* START INFORMATION GIVEN *
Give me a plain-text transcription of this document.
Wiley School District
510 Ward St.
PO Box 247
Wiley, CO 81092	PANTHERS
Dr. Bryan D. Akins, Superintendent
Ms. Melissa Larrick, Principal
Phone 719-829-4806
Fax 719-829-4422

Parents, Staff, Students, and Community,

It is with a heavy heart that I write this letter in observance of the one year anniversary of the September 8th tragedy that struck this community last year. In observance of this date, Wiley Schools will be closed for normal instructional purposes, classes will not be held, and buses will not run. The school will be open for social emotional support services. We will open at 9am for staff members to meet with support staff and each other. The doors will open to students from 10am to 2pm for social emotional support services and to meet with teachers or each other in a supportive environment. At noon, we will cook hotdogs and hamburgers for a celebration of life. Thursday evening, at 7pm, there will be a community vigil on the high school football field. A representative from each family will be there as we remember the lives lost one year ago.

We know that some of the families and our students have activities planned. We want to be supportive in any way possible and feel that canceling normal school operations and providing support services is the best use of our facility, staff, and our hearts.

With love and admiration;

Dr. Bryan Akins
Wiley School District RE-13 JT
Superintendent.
* END INFORMATION GIVEN *
● INSTRUCTIONS TO FOLLOW
Write out the data again, exactly and in full.

● WRITTEN SOLUTION
Give me a plain-text transcription of this document.
Wiley School District
510 Ward St.
PO Box 247
Wiley, CO 81092	PANTHERS
Dr. Bryan D. Akins, Superintendent
Ms. Melissa Larrick, Principal
Phone 719-829-4806
Fax 719-829-4422

Parents, Staff, Students, and Community,

It is with a heavy heart that I write this letter in observance of the one year anniversary of the September 8th tragedy that struck this community last year. In observance of this date, Wiley Schools will be closed for normal instructional purposes, classes will not be held, and buses will not run. The school will be open for social emotional support services. We will open at 9am for staff members to meet with support staff and each other. The doors will open to students from 10am to 2pm for social emotional support services and to meet with teachers or each other in a supportive environment. At noon, we will cook hotdogs and hamburgers for a celebration of life. Thursday evening, at 7pm, there will be a community vigil on the high school football field. A representative from each family will be there as we remember the lives lost one year ago.

We know that some of the families and our students have activities planned. We want to be supportive in any way possible and feel that canceling normal school operations and providing support services is the best use of our facility, staff, and our hearts.

With love and admiration;

Dr. Bryan Akins
Wiley School District RE-13 JT
Superintendent.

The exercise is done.